● **YOUR OBJECTIVE**
Where a line holds the word "frac", copy that line.

Data records:
────

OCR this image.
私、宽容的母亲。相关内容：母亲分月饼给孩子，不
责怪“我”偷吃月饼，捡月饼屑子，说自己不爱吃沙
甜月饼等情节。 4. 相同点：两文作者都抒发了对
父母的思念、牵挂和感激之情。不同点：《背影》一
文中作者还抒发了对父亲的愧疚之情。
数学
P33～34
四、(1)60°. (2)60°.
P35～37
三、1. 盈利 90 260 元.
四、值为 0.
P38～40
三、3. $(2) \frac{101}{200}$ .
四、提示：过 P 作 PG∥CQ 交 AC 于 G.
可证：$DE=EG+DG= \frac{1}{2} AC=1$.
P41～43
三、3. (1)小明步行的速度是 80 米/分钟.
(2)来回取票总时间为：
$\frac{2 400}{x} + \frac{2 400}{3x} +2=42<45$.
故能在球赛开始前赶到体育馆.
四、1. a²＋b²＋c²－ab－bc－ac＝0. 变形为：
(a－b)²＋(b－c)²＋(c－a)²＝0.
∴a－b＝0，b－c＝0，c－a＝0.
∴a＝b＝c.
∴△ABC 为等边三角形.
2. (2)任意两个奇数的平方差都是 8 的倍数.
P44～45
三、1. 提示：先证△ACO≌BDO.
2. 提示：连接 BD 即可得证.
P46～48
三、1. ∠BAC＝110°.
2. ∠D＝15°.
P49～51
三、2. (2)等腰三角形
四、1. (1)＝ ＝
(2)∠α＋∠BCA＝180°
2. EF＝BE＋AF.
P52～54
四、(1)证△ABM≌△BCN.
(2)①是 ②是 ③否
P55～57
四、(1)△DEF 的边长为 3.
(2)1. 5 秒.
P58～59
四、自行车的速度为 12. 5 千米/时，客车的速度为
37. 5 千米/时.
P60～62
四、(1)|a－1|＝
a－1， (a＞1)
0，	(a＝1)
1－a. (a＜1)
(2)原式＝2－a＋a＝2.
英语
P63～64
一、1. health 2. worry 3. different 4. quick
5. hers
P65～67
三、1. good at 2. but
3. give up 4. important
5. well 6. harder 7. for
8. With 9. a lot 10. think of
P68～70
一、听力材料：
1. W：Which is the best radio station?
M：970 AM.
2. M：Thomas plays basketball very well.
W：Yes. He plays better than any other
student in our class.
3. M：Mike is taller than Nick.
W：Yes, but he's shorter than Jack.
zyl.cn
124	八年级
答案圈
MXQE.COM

────

● **FULL OUTPUT**
三、3. $(2) \frac{101}{200}$ .
可证：$DE=EG+DG= \frac{1}{2} AC=1$.
$\frac{2 400}{x} + \frac{2 400}{3x} +2=42<45$.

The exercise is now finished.